PROBLEM REQUIREMENTS →
Each record must be reproduced exactly as it is shown.

DATA LINES →

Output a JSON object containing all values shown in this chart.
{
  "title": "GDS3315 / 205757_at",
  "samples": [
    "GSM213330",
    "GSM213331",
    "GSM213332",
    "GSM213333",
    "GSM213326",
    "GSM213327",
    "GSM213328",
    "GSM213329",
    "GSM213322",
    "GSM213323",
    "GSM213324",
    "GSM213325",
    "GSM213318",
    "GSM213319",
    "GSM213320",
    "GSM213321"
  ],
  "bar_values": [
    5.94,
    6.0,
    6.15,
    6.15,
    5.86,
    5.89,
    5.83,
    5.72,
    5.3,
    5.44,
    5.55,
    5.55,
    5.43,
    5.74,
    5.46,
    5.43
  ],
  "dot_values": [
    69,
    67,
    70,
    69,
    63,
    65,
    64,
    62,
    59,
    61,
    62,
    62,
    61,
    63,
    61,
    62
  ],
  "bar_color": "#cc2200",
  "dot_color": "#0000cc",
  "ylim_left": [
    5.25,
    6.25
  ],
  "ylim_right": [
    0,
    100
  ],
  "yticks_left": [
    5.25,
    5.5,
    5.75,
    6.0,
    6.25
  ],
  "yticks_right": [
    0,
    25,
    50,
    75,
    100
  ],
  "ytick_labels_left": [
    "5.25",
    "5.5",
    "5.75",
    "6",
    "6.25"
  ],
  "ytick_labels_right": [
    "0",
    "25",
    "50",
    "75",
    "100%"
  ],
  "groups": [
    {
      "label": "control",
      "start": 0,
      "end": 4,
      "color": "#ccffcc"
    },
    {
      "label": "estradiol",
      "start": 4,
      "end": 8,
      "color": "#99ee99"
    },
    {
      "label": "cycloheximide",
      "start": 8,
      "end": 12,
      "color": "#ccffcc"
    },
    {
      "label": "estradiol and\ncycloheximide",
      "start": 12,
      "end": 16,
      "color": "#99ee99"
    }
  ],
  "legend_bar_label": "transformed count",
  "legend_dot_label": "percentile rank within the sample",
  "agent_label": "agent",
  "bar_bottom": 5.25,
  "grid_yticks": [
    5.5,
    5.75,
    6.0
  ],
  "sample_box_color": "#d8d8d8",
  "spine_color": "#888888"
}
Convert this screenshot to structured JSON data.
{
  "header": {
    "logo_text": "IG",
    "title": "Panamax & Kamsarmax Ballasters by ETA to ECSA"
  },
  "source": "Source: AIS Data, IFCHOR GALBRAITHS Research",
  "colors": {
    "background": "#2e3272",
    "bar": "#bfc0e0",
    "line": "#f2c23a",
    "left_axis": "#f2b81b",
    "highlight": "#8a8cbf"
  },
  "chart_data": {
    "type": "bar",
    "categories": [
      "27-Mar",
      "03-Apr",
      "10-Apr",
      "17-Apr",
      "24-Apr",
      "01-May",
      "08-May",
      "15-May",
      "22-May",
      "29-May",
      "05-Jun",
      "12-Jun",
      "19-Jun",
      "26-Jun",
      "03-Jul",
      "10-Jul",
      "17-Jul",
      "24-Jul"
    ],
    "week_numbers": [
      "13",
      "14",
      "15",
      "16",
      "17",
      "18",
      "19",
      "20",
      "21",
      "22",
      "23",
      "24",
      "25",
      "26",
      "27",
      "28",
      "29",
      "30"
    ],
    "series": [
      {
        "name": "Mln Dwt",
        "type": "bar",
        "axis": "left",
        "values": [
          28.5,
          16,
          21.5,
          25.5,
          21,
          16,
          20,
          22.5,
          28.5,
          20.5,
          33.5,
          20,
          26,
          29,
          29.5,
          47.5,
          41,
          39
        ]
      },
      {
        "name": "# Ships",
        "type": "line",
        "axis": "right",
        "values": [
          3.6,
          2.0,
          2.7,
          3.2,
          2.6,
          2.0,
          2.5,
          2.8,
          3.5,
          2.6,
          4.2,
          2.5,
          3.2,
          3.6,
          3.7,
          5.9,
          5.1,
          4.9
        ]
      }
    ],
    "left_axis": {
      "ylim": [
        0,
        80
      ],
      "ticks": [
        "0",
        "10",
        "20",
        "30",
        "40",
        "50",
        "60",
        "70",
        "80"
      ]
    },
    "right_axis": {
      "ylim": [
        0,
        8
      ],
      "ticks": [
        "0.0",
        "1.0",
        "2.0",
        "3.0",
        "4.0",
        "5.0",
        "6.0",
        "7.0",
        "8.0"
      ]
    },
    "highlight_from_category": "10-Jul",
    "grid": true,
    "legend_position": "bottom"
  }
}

THE REPLY →
Output a JSON object containing all values shown in this chart.
{
  "title": "GDS3315 / 205757_at",
  "samples": [
    "GSM213330",
    "GSM213331",
    "GSM213332",
    "GSM213333",
    "GSM213326",
    "GSM213327",
    "GSM213328",
    "GSM213329",
    "GSM213322",
    "GSM213323",
    "GSM213324",
    "GSM213325",
    "GSM213318",
    "GSM213319",
    "GSM213320",
    "GSM213321"
  ],
  "bar_values": [
    5.94,
    6.0,
    6.15,
    6.15,
    5.86,
    5.89,
    5.83,
    5.72,
    5.3,
    5.44,
    5.55,
    5.55,
    5.43,
    5.74,
    5.46,
    5.43
  ],
  "dot_values": [
    69,
    67,
    70,
    69,
    63,
    65,
    64,
    62,
    59,
    61,
    62,
    62,
    61,
    63,
    61,
    62
  ],
  "bar_color": "#cc2200",
  "dot_color": "#0000cc",
  "ylim_left": [
    5.25,
    6.25
  ],
  "ylim_right": [
    0,
    100
  ],
  "yticks_left": [
    5.25,
    5.5,
    5.75,
    6.0,
    6.25
  ],
  "yticks_right": [
    0,
    25,
    50,
    75,
    100
  ],
  "ytick_labels_left": [
    "5.25",
    "5.5",
    "5.75",
    "6",
    "6.25"
  ],
  "ytick_labels_right": [
    "0",
    "25",
    "50",
    "75",
    "100%"
  ],
  "groups": [
    {
      "label": "control",
      "start": 0,
      "end": 4,
      "color": "#ccffcc"
    },
    {
      "label": "estradiol",
      "start": 4,
      "end": 8,
      "color": "#99ee99"
    },
    {
      "label": "cycloheximide",
      "start": 8,
      "end": 12,
      "color": "#ccffcc"
    },
    {
      "label": "estradiol and\ncycloheximide",
      "start": 12,
      "end": 16,
      "color": "#99ee99"
    }
  ],
  "legend_bar_label": "transformed count",
  "legend_dot_label": "percentile rank within the sample",
  "agent_label": "agent",
  "bar_bottom": 5.25,
  "grid_yticks": [
    5.5,
    5.75,
    6.0
  ],
  "sample_box_color": "#d8d8d8",
  "spine_color": "#888888"
}
Convert this screenshot to structured JSON data.
{
  "header": {
    "logo_text": "IG",
    "title": "Panamax & Kamsarmax Ballasters by ETA to ECSA"
  },
  "source": "Source: AIS Data, IFCHOR GALBRAITHS Research",
  "colors": {
    "background": "#2e3272",
    "bar": "#bfc0e0",
    "line": "#f2c23a",
    "left_axis": "#f2b81b",
    "highlight": "#8a8cbf"
  },
  "chart_data": {
    "type": "bar",
    "categories": [
      "27-Mar",
      "03-Apr",
      "10-Apr",
      "17-Apr",
      "24-Apr",
      "01-May",
      "08-May",
      "15-May",
      "22-May",
      "29-May",
      "05-Jun",
      "12-Jun",
      "19-Jun",
      "26-Jun",
      "03-Jul",
      "10-Jul",
      "17-Jul",
      "24-Jul"
    ],
    "week_numbers": [
      "13",
      "14",
      "15",
      "16",
      "17",
      "18",
      "19",
      "20",
      "21",
      "22",
      "23",
      "24",
      "25",
      "26",
      "27",
      "28",
      "29",
      "30"
    ],
    "series": [
      {
        "name": "Mln Dwt",
        "type": "bar",
        "axis": "left",
        "values": [
          28.5,
          16,
          21.5,
          25.5,
          21,
          16,
          20,
          22.5,
          28.5,
          20.5,
          33.5,
          20,
          26,
          29,
          29.5,
          47.5,
          41,
          39
        ]
      },
      {
        "name": "# Ships",
        "type": "line",
        "axis": "right",
        "values": [
          3.6,
          2.0,
          2.7,
          3.2,
          2.6,
          2.0,
          2.5,
          2.8,
          3.5,
          2.6,
          4.2,
          2.5,
          3.2,
          3.6,
          3.7,
          5.9,
          5.1,
          4.9
        ]
      }
    ],
    "left_axis": {
      "ylim": [
        0,
        80
      ],
      "ticks": [
        "0",
        "10",
        "20",
        "30",
        "40",
        "50",
        "60",
        "70",
        "80"
      ]
    },
    "right_axis": {
      "ylim": [
        0,
        8
      ],
      "ticks": [
        "0.0",
        "1.0",
        "2.0",
        "3.0",
        "4.0",
        "5.0",
        "6.0",
        "7.0",
        "8.0"
      ]
    },
    "highlight_from_category": "10-Jul",
    "grid": true,
    "legend_position": "bottom"
  }
}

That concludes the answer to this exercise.